# Problem statement:
Without changing a character, return the entries, but not the images they hold.

# Given information:
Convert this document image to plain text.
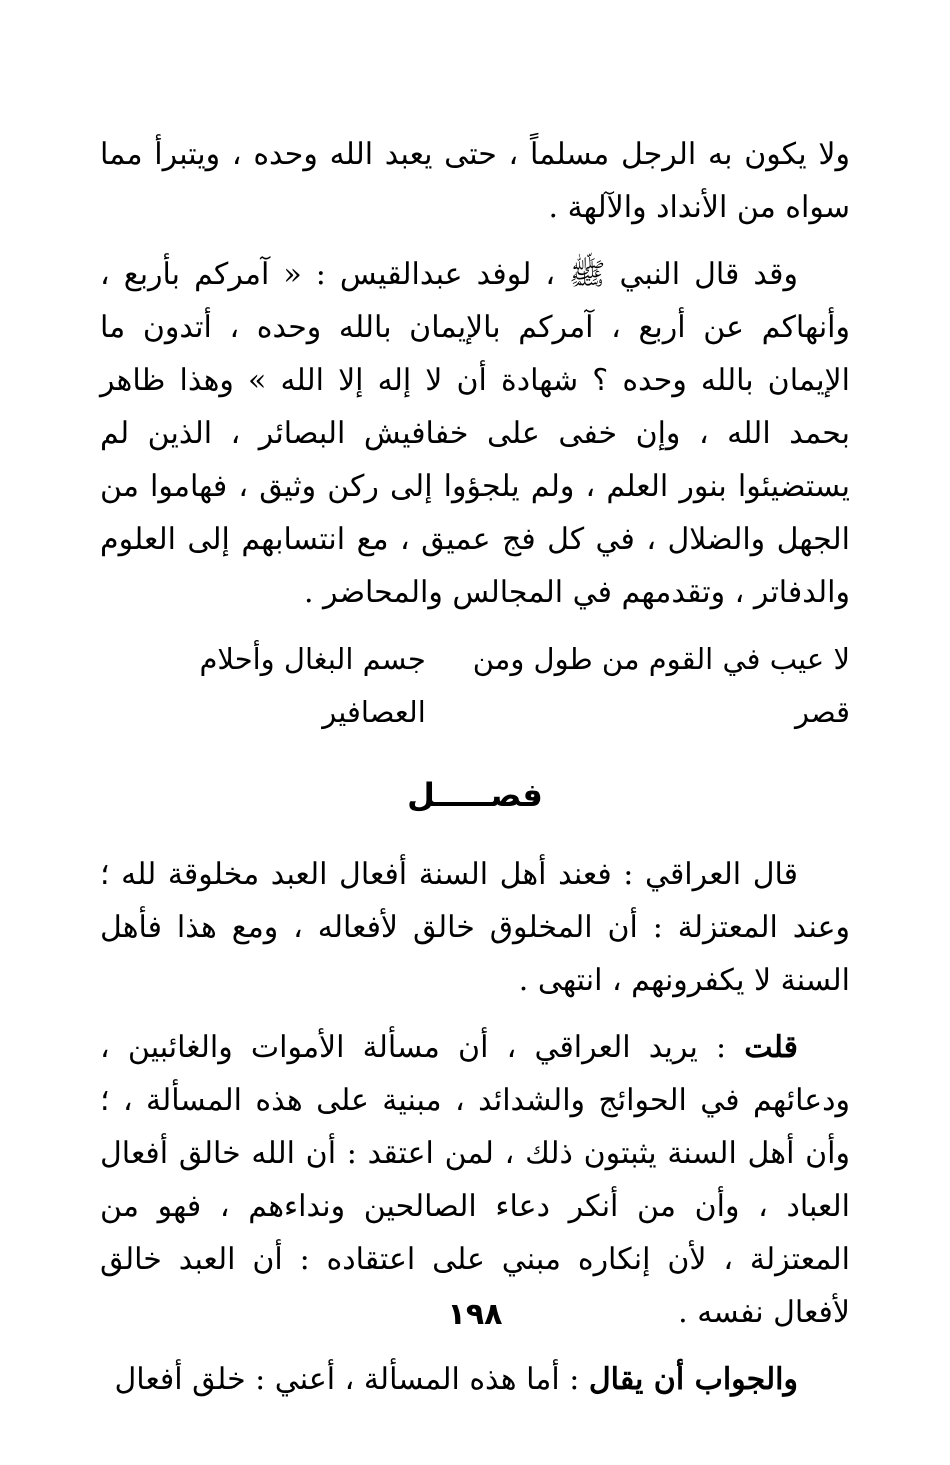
ولا يكون به الرجل مسلماً ، حتى يعبد الله وحده ، ويتبرأ مما سواه من الأنداد والآلهة .

وقد قال النبي ﷺ ، لوفد عبدالقيس : « آمركم بأربع ، وأنهاكم عن أربع ، آمركم بالإيمان بالله وحده ، أتدون ما الإيمان بالله وحده ؟ شهادة أن لا إله إلا الله » وهذا ظاهر بحمد الله ، وإن خفى على خفافيش البصائر ، الذين لم يستضيئوا بنور العلم ، ولم يلجؤوا إلى ركن وثيق ، فهاموا من الجهل والضلال ، في كل فج عميق ، مع انتسابهم إلى العلوم والدفاتر ، وتقدمهم في المجالس والمحاضر .

لا عيب في القوم من طول ومن قصر
جسم البغال وأحلام العصافير
فصـــــل

قال العراقي : فعند أهل السنة أفعال العبد مخلوقة لله ؛ وعند المعتزلة : أن المخلوق خالق لأفعاله ، ومع هذا فأهل السنة لا يكفرونهم ، انتهى .

قلت : يريد العراقي ، أن مسألة الأموات والغائبين ، ودعائهم في الحوائج والشدائد ، مبنية على هذه المسألة ، ؛ وأن أهل السنة يثبتون ذلك ، لمن اعتقد : أن الله خالق أفعال العباد ، وأن من أنكر دعاء الصالحين ونداءهم ، فهو من المعتزلة ، لأن إنكاره مبني على اعتقاده : أن العبد خالق لأفعال نفسه .

والجواب أن يقال : أما هذه المسألة ، أعني : خلق أفعال

١٩٨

# Result of the task:
Convert this document image to plain text.
ولا يكون به الرجل مسلماً ، حتى يعبد الله وحده ، ويتبرأ مما سواه من الأنداد والآلهة .

وقد قال النبي ﷺ ، لوفد عبدالقيس : « آمركم بأربع ، وأنهاكم عن أربع ، آمركم بالإيمان بالله وحده ، أتدون ما الإيمان بالله وحده ؟ شهادة أن لا إله إلا الله » وهذا ظاهر بحمد الله ، وإن خفى على خفافيش البصائر ، الذين لم يستضيئوا بنور العلم ، ولم يلجؤوا إلى ركن وثيق ، فهاموا من الجهل والضلال ، في كل فج عميق ، مع انتسابهم إلى العلوم والدفاتر ، وتقدمهم في المجالس والمحاضر .

لا عيب في القوم من طول ومن قصر
جسم البغال وأحلام العصافير
فصـــــل

قال العراقي : فعند أهل السنة أفعال العبد مخلوقة لله ؛ وعند المعتزلة : أن المخلوق خالق لأفعاله ، ومع هذا فأهل السنة لا يكفرونهم ، انتهى .

قلت : يريد العراقي ، أن مسألة الأموات والغائبين ، ودعائهم في الحوائج والشدائد ، مبنية على هذه المسألة ، ؛ وأن أهل السنة يثبتون ذلك ، لمن اعتقد : أن الله خالق أفعال العباد ، وأن من أنكر دعاء الصالحين ونداءهم ، فهو من المعتزلة ، لأن إنكاره مبني على اعتقاده : أن العبد خالق لأفعال نفسه .

والجواب أن يقال : أما هذه المسألة ، أعني : خلق أفعال

١٩٨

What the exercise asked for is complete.